**TASK DETAILS**
Pick out every line that holds the string "株式会社ハルカゼ" and copy it.

======== EXCERPTED RECORDS ========

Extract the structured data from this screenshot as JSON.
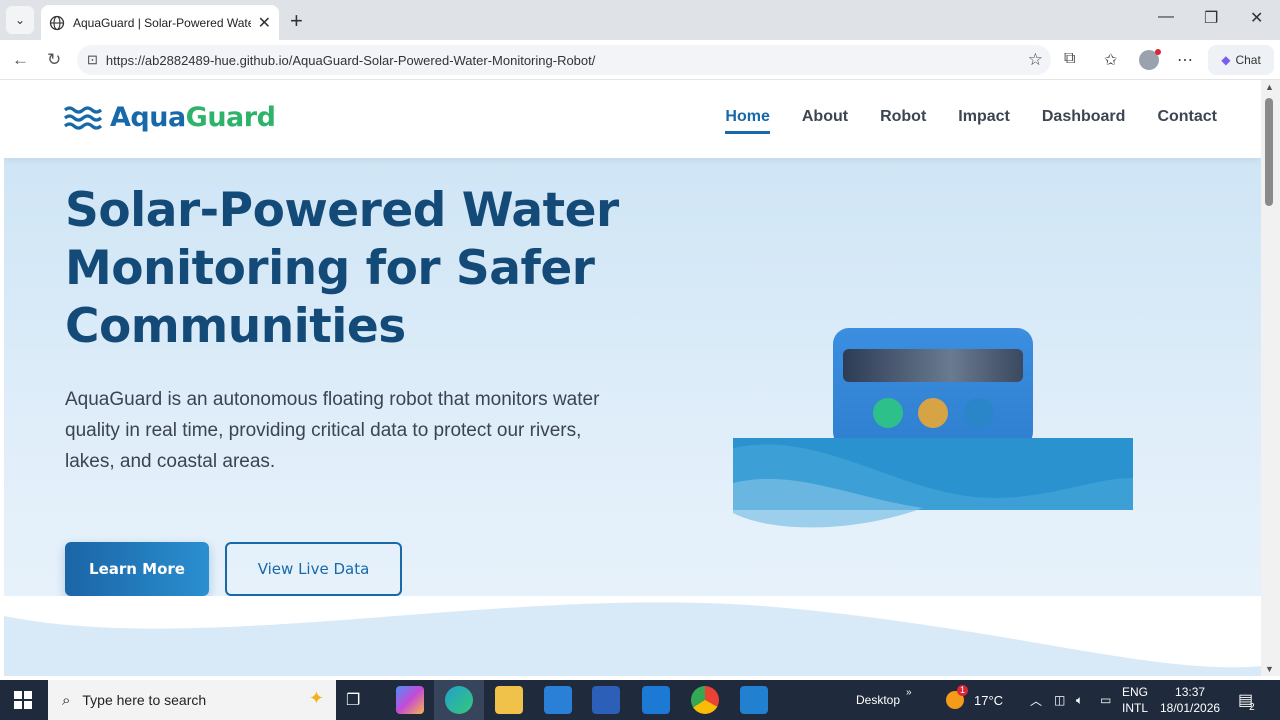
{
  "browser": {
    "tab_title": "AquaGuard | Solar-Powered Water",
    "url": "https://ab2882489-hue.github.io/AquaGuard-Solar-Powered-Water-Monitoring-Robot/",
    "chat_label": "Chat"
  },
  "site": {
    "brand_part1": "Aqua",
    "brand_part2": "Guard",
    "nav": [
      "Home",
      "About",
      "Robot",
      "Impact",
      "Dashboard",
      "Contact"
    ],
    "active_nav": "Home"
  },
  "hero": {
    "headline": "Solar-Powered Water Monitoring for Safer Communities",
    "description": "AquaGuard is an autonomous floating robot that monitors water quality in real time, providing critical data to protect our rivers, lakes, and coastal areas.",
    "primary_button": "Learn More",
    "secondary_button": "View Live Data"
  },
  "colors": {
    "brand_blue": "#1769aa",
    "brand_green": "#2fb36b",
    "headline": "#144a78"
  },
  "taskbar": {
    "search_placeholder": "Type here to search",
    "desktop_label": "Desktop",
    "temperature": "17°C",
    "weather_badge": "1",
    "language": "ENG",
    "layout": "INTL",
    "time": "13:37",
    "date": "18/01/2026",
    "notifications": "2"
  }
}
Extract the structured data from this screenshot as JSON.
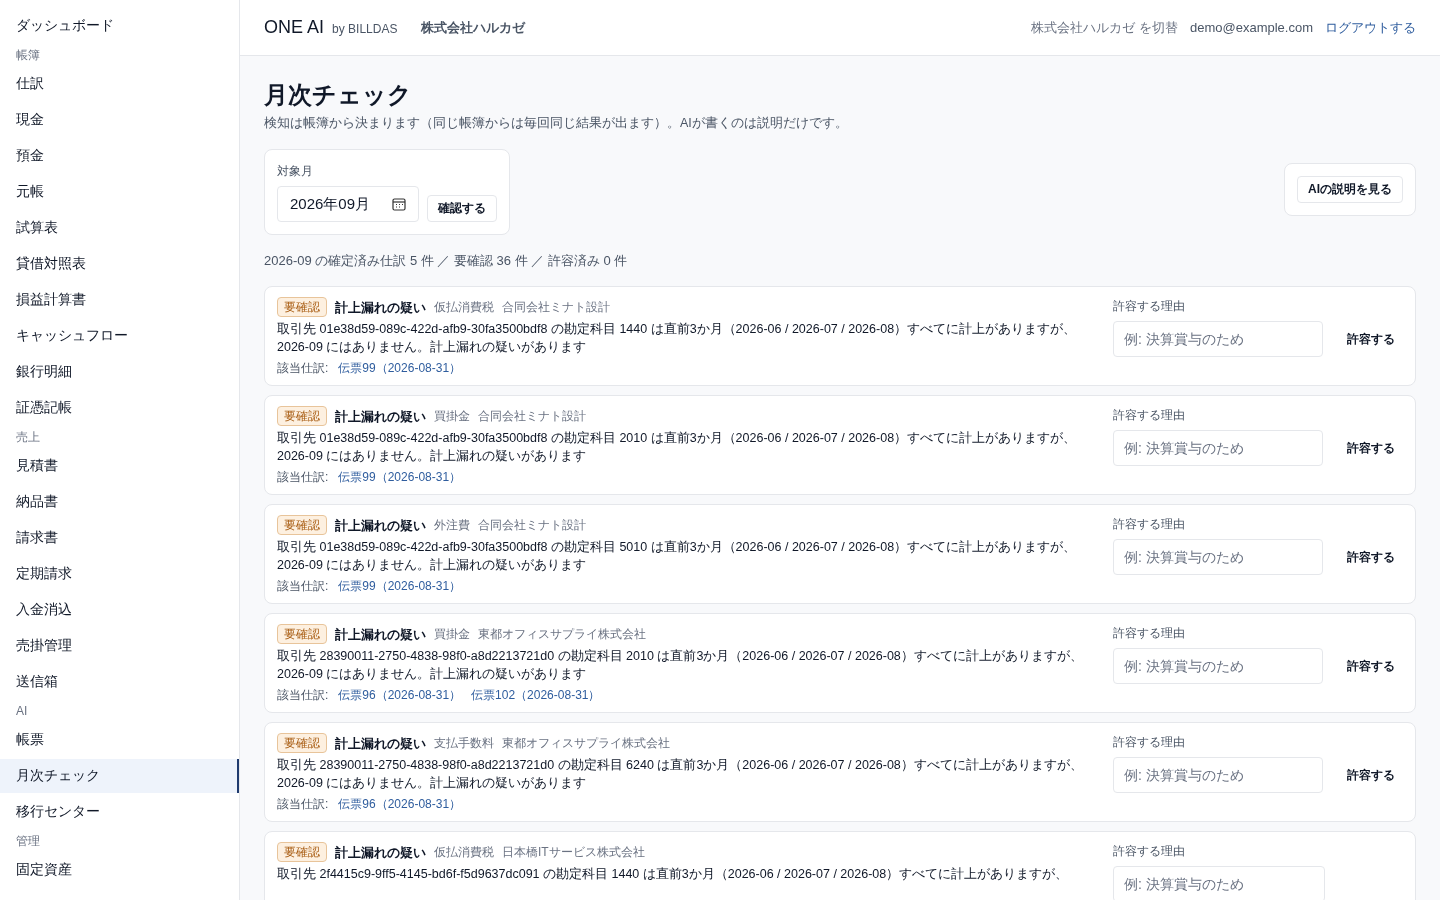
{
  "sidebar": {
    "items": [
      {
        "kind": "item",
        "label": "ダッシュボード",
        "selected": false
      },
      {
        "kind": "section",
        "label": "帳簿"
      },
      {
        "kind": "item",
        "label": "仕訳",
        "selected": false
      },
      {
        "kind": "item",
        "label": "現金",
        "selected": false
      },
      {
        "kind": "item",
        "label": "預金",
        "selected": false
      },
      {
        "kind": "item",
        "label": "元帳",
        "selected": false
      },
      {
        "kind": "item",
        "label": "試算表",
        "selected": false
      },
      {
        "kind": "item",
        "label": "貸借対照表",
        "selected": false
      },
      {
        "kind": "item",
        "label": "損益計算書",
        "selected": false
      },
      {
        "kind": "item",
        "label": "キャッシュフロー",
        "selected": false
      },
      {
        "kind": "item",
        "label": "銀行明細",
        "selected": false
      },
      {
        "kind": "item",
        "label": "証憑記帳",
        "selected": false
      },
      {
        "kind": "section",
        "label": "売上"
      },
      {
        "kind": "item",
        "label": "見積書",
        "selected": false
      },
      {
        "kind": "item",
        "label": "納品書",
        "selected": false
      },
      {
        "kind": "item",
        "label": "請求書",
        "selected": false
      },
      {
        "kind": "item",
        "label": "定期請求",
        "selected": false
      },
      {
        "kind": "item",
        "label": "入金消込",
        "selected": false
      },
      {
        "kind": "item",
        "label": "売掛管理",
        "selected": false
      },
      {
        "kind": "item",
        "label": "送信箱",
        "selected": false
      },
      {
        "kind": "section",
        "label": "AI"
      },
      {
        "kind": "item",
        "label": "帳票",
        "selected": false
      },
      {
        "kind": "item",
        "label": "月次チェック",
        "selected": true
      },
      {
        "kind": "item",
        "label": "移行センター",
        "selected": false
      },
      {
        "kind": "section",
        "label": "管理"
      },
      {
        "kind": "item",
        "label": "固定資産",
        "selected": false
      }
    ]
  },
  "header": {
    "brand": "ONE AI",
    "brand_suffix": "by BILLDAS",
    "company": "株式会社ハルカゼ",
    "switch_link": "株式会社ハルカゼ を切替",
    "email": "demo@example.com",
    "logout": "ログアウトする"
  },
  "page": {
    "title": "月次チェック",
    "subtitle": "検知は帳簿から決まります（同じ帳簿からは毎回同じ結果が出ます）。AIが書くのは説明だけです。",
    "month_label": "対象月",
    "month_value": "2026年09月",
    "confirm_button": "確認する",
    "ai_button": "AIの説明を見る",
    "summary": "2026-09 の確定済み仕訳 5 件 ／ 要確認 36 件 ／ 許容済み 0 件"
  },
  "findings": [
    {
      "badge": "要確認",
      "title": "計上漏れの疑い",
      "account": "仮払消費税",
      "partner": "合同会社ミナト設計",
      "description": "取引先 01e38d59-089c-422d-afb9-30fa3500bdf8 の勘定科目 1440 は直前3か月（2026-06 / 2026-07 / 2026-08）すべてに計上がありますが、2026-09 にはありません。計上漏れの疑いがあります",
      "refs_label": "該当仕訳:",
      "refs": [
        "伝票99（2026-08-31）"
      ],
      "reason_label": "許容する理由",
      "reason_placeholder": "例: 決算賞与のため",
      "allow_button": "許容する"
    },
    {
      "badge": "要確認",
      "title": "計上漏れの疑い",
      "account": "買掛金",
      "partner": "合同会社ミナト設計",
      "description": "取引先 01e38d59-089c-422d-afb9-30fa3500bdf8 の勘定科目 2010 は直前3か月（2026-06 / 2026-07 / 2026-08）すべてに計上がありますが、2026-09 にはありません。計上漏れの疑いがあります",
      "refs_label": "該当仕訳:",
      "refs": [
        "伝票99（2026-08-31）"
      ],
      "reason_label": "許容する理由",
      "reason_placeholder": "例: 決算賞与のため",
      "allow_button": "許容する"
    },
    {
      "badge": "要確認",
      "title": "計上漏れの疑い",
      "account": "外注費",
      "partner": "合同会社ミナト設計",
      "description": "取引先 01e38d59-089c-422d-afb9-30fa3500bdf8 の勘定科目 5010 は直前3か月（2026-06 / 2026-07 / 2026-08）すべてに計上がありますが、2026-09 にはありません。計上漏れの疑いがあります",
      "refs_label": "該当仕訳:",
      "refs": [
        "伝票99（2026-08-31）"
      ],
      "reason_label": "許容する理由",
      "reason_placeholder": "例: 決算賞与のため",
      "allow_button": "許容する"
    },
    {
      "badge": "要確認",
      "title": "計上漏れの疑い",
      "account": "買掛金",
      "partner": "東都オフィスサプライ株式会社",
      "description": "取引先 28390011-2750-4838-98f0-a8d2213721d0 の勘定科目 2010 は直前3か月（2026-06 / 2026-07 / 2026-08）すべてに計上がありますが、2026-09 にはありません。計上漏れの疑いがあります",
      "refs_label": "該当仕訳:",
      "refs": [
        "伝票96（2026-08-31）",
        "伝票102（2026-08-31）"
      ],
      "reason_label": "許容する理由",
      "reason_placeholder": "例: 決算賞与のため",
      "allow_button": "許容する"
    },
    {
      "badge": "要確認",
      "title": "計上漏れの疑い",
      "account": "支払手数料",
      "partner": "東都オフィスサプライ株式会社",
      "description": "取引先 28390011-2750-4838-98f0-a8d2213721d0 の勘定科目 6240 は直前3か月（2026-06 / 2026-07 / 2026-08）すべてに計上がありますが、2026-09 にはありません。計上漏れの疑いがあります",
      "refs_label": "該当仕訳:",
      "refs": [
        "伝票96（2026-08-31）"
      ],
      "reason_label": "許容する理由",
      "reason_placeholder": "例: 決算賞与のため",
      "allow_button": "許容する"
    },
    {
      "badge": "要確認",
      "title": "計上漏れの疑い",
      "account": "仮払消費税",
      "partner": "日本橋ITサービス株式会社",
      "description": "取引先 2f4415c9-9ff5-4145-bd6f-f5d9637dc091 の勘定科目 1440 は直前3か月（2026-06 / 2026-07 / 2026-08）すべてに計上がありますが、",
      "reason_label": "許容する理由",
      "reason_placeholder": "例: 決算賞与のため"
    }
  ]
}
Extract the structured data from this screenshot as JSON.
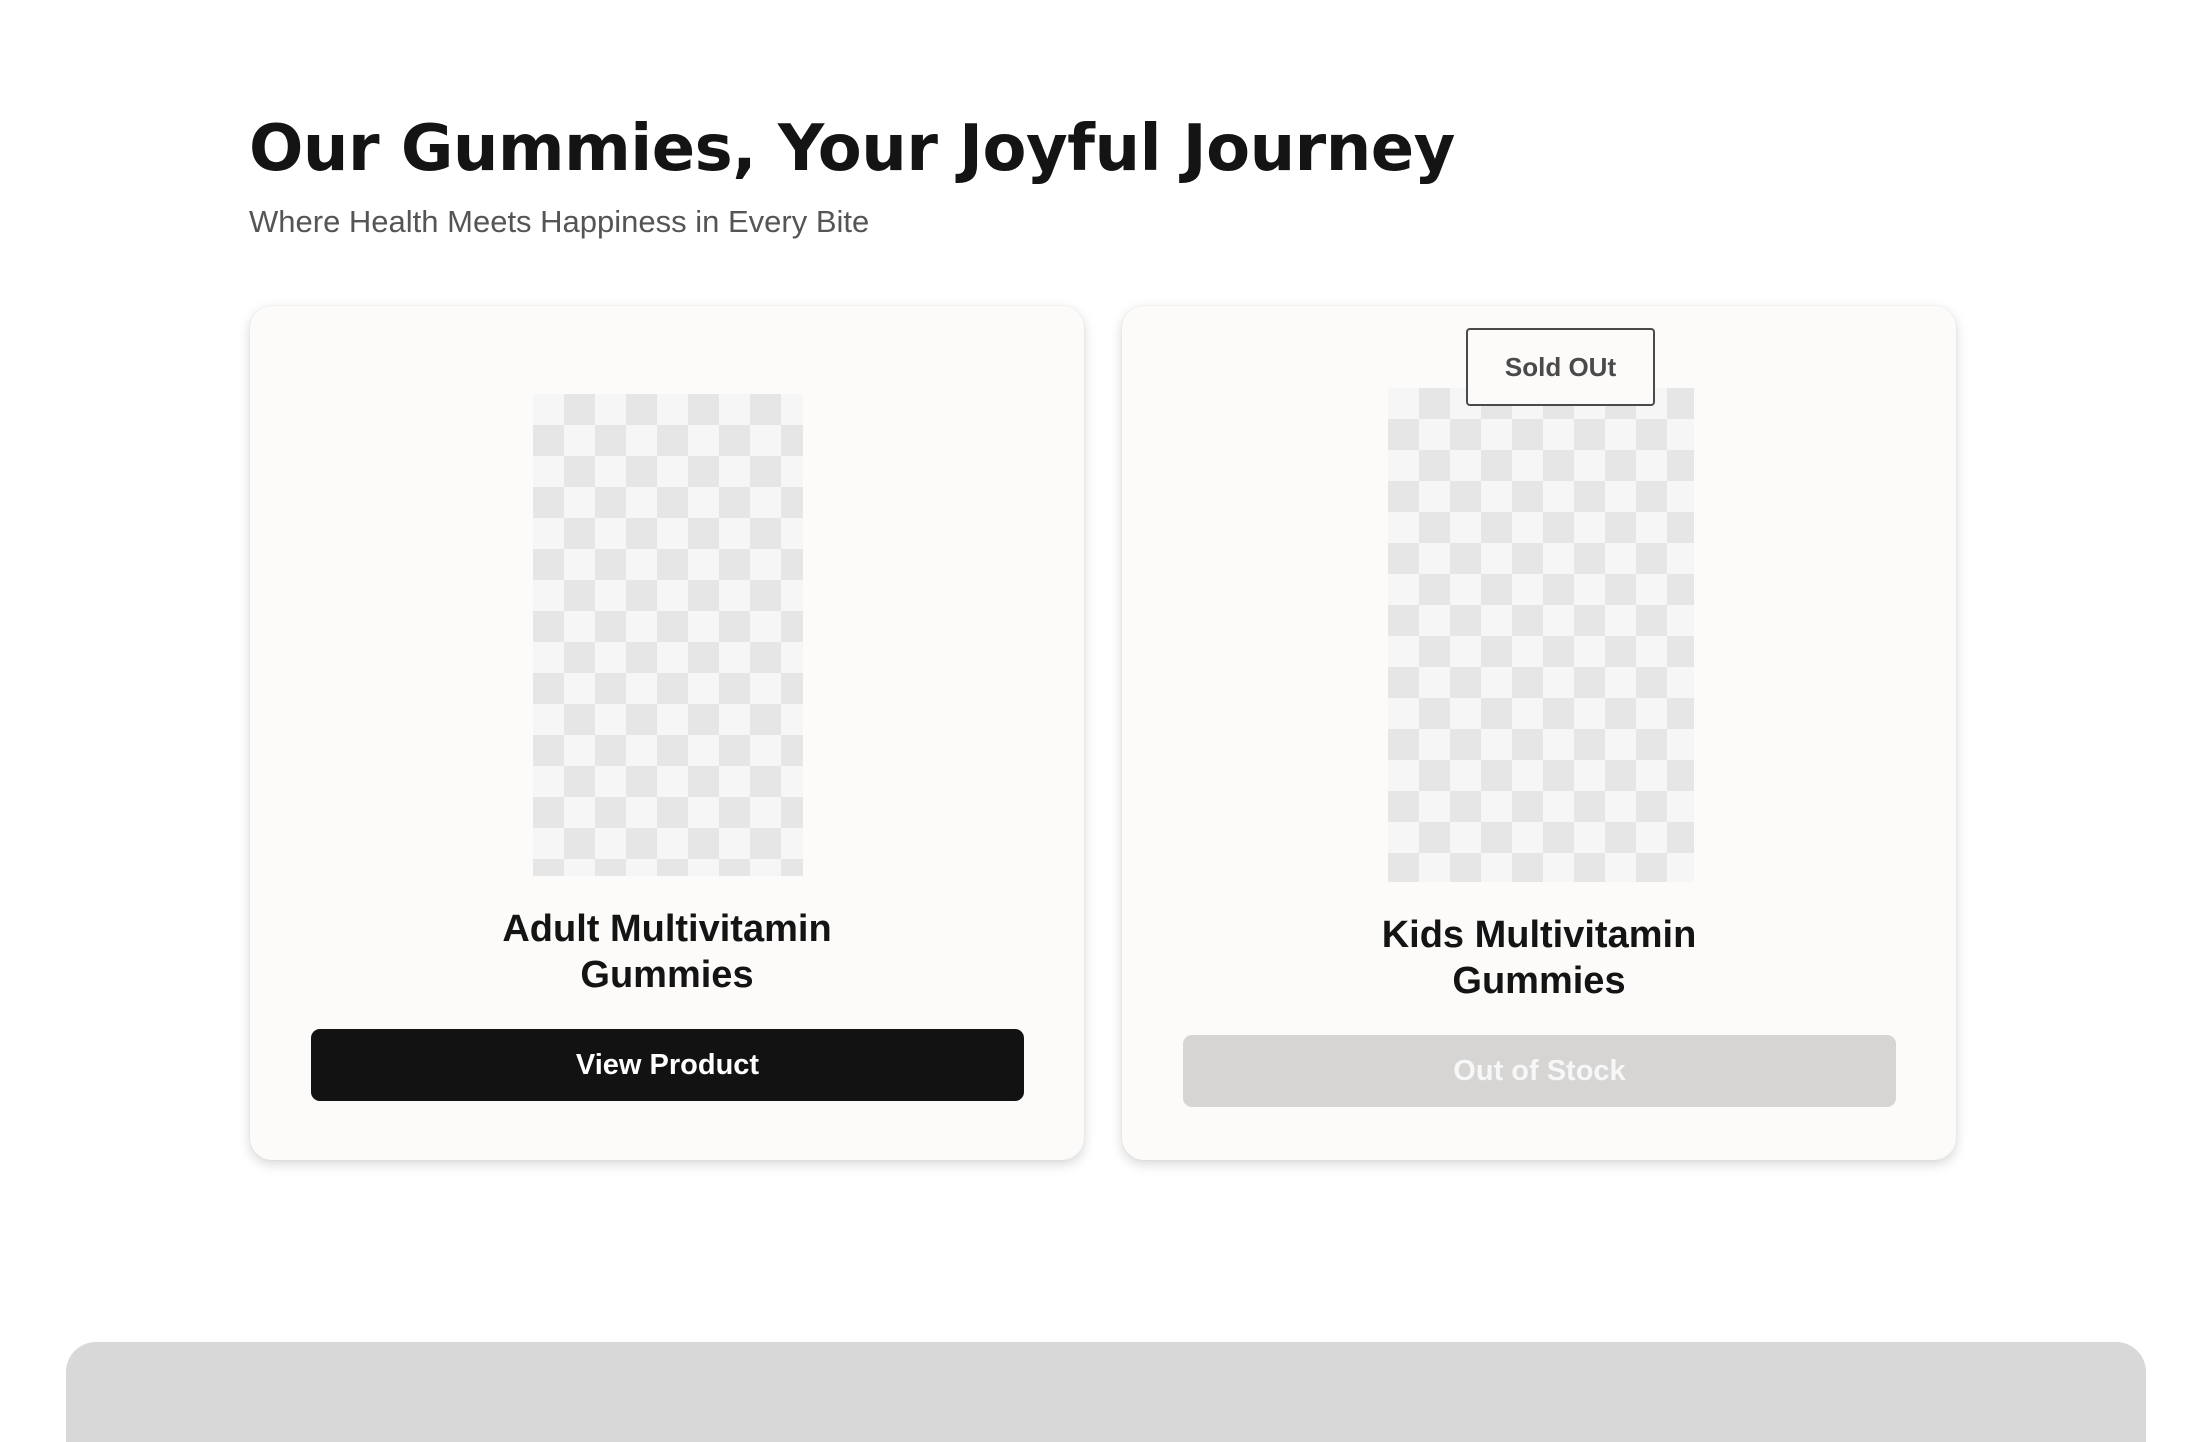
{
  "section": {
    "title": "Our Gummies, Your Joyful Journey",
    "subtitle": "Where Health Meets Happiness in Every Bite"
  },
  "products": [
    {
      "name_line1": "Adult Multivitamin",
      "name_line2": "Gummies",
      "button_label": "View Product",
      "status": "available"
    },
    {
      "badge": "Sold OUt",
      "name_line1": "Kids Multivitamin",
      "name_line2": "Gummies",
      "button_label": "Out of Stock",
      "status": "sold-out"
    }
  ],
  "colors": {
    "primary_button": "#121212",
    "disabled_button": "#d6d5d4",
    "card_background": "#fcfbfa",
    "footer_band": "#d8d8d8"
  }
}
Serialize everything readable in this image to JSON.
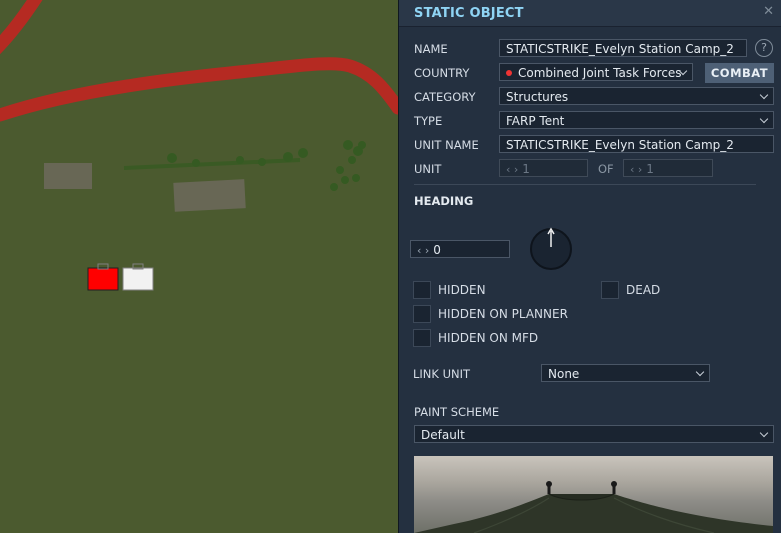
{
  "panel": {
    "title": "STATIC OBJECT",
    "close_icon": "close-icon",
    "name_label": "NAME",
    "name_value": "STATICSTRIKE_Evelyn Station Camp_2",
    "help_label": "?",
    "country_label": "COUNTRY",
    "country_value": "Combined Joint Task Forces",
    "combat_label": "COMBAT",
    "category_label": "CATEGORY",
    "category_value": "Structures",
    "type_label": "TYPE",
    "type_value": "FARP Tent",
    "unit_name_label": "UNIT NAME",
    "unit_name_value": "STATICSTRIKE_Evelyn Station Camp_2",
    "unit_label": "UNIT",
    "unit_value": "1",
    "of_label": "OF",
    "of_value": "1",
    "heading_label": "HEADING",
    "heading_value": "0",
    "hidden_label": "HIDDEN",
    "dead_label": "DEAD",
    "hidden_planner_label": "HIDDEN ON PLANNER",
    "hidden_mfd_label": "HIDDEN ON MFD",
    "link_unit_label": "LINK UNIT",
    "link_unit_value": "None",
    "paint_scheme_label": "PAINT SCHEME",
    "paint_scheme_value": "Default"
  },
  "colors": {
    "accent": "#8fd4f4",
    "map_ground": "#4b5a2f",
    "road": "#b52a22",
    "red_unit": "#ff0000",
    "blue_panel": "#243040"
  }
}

========

**FULL OUTPUT**
    "company": "株式会社ハルカゼ",
    "switch_link": "株式会社ハルカゼ を切替",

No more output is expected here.